** Written exercise **
Could you give the material again from the line containing "Output each element" through the line containing "kaodian-item-5: 5. 强", with "二氧化碳" changed to "CO₂" and nothing else altered? Leave the pictures out.

** Records for processing **
--- begin ---

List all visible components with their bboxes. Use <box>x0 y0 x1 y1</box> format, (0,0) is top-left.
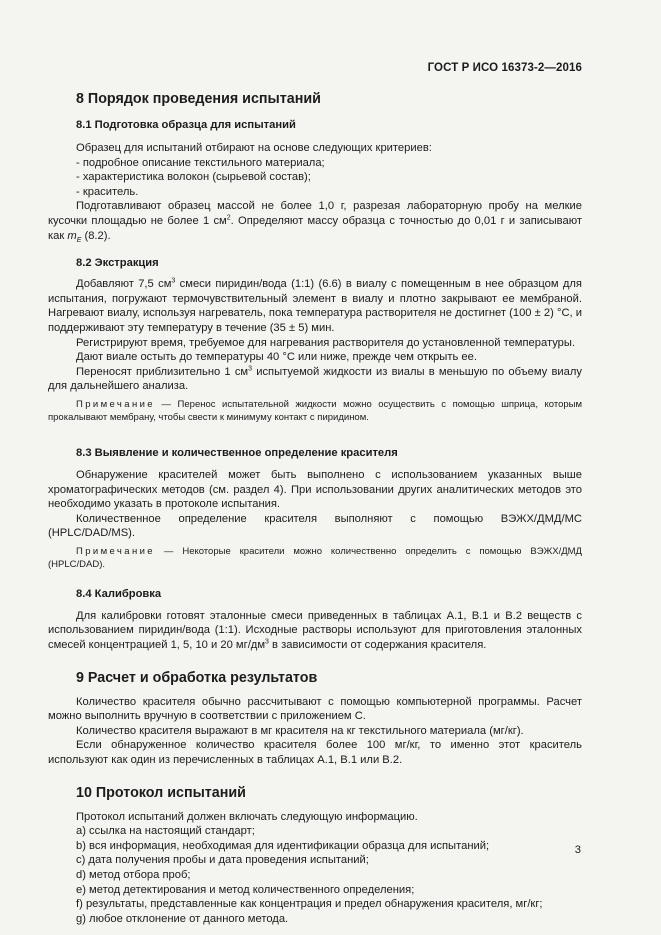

--- end ---
--- begin ---

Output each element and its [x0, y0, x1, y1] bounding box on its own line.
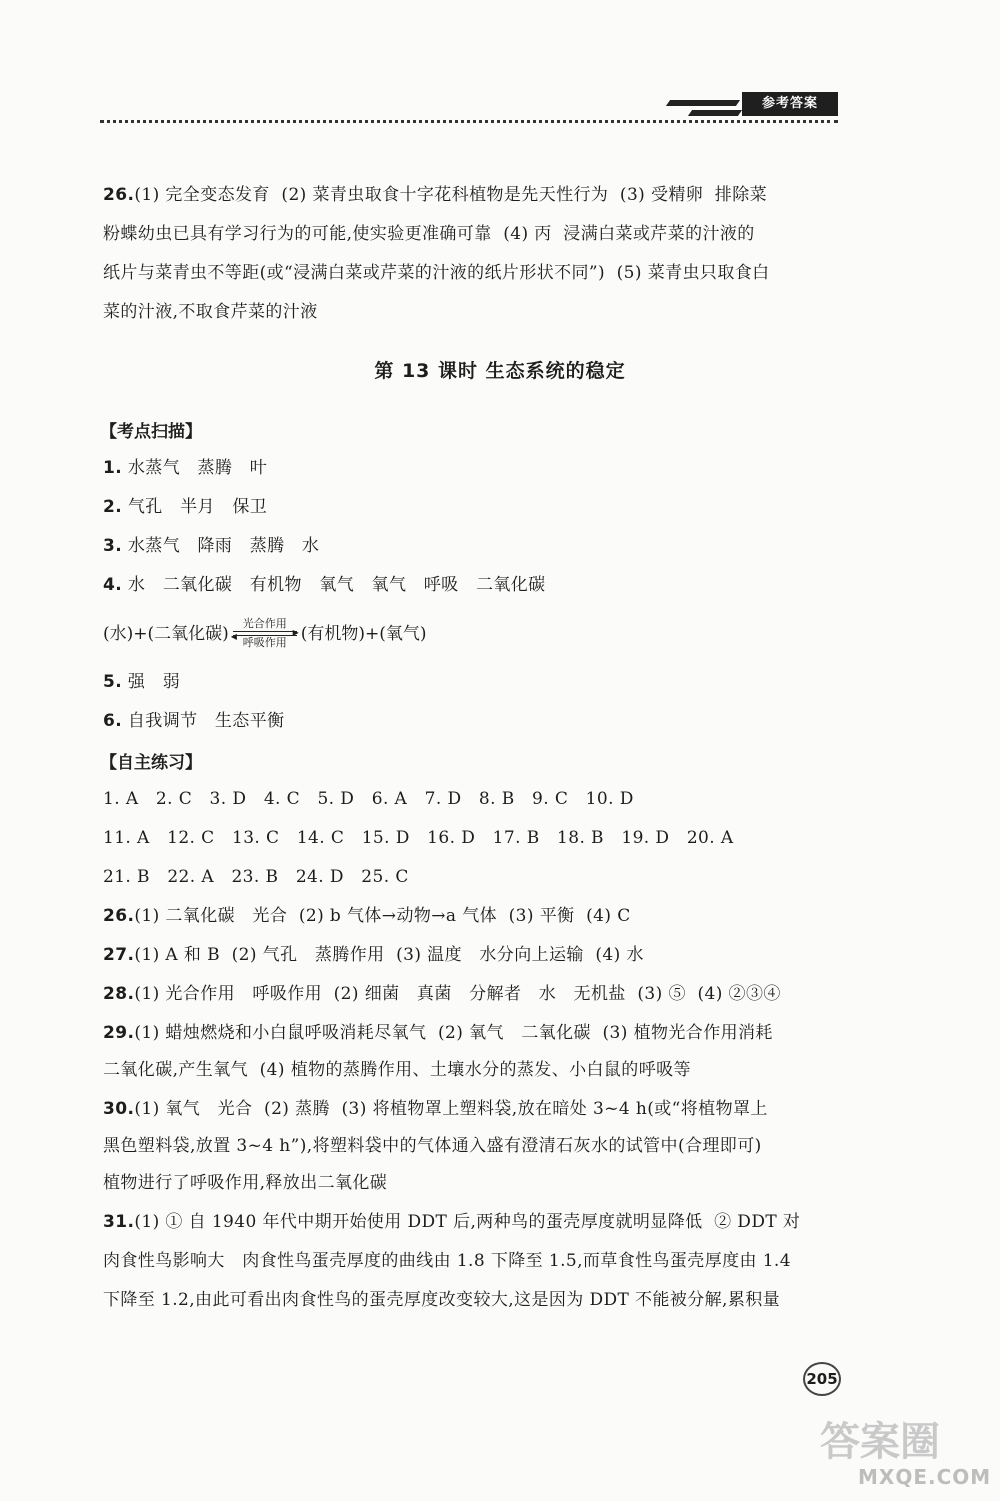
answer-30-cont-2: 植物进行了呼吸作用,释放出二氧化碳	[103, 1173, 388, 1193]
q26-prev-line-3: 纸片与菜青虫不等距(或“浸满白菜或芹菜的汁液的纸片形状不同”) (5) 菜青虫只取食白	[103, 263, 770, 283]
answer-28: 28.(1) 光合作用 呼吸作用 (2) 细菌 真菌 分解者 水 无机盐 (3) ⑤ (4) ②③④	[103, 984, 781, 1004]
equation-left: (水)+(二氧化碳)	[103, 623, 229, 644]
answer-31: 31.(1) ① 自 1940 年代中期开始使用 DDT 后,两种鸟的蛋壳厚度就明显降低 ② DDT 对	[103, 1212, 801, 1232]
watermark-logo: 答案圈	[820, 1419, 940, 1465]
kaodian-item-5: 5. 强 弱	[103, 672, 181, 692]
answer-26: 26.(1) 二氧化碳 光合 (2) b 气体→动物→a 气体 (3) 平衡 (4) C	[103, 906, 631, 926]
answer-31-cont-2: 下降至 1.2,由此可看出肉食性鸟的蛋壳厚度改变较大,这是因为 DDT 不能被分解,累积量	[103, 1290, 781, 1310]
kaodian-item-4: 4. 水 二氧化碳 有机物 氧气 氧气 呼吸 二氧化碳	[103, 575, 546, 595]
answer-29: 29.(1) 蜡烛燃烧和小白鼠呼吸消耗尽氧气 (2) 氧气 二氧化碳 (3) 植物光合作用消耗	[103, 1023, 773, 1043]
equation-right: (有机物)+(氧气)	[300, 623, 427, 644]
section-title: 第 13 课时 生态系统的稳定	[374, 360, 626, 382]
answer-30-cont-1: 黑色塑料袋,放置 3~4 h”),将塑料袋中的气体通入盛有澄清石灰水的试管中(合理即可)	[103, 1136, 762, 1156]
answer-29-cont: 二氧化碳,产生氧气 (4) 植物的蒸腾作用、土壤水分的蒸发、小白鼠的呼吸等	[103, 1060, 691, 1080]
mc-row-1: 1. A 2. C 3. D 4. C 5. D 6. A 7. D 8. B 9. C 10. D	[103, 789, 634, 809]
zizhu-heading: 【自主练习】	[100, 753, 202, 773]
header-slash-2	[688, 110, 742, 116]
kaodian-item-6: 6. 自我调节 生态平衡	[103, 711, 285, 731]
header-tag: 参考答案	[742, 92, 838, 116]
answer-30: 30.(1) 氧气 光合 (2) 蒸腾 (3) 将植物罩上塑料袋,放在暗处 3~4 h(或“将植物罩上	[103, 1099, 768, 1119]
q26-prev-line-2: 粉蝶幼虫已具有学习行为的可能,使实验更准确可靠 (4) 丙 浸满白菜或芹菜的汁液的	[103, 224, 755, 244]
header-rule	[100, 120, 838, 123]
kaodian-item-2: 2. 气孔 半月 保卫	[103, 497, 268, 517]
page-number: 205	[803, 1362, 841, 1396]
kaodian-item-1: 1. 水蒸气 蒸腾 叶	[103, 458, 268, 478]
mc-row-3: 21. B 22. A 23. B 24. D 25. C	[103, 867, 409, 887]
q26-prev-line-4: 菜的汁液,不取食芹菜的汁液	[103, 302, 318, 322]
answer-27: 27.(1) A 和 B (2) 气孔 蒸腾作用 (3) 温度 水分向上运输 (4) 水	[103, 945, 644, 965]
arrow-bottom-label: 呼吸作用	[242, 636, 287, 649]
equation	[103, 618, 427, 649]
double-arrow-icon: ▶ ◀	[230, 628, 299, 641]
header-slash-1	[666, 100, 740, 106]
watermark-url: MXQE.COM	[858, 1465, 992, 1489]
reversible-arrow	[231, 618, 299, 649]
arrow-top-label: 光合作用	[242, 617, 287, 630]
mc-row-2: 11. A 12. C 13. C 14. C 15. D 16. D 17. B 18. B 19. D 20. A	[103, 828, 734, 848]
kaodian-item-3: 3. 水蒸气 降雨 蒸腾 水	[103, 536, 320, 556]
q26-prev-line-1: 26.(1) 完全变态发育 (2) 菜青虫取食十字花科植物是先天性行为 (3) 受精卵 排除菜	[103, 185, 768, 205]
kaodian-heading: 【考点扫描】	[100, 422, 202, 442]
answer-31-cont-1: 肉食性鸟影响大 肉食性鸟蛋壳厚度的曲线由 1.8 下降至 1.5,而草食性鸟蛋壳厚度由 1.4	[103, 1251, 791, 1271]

--- end ---

** Result of the exercise **
Output each element and its [x0, y0, x1, y1] bounding box on its own line.
answer-30-cont-2: 植物进行了呼吸作用,释放出CO₂	[103, 1173, 388, 1193]
q26-prev-line-3: 纸片与菜青虫不等距(或“浸满白菜或芹菜的汁液的纸片形状不同”) (5) 菜青虫只取食白	[103, 263, 770, 283]
answer-28: 28.(1) 光合作用 呼吸作用 (2) 细菌 真菌 分解者 水 无机盐 (3) ⑤ (4) ②③④	[103, 984, 781, 1004]
equation-left: (水)+(CO₂)	[103, 623, 229, 644]
answer-31: 31.(1) ① 自 1940 年代中期开始使用 DDT 后,两种鸟的蛋壳厚度就明显降低 ② DDT 对	[103, 1212, 801, 1232]
watermark-logo: 答案圈	[820, 1419, 940, 1465]
kaodian-item-5: 5. 强 弱	[103, 672, 181, 692]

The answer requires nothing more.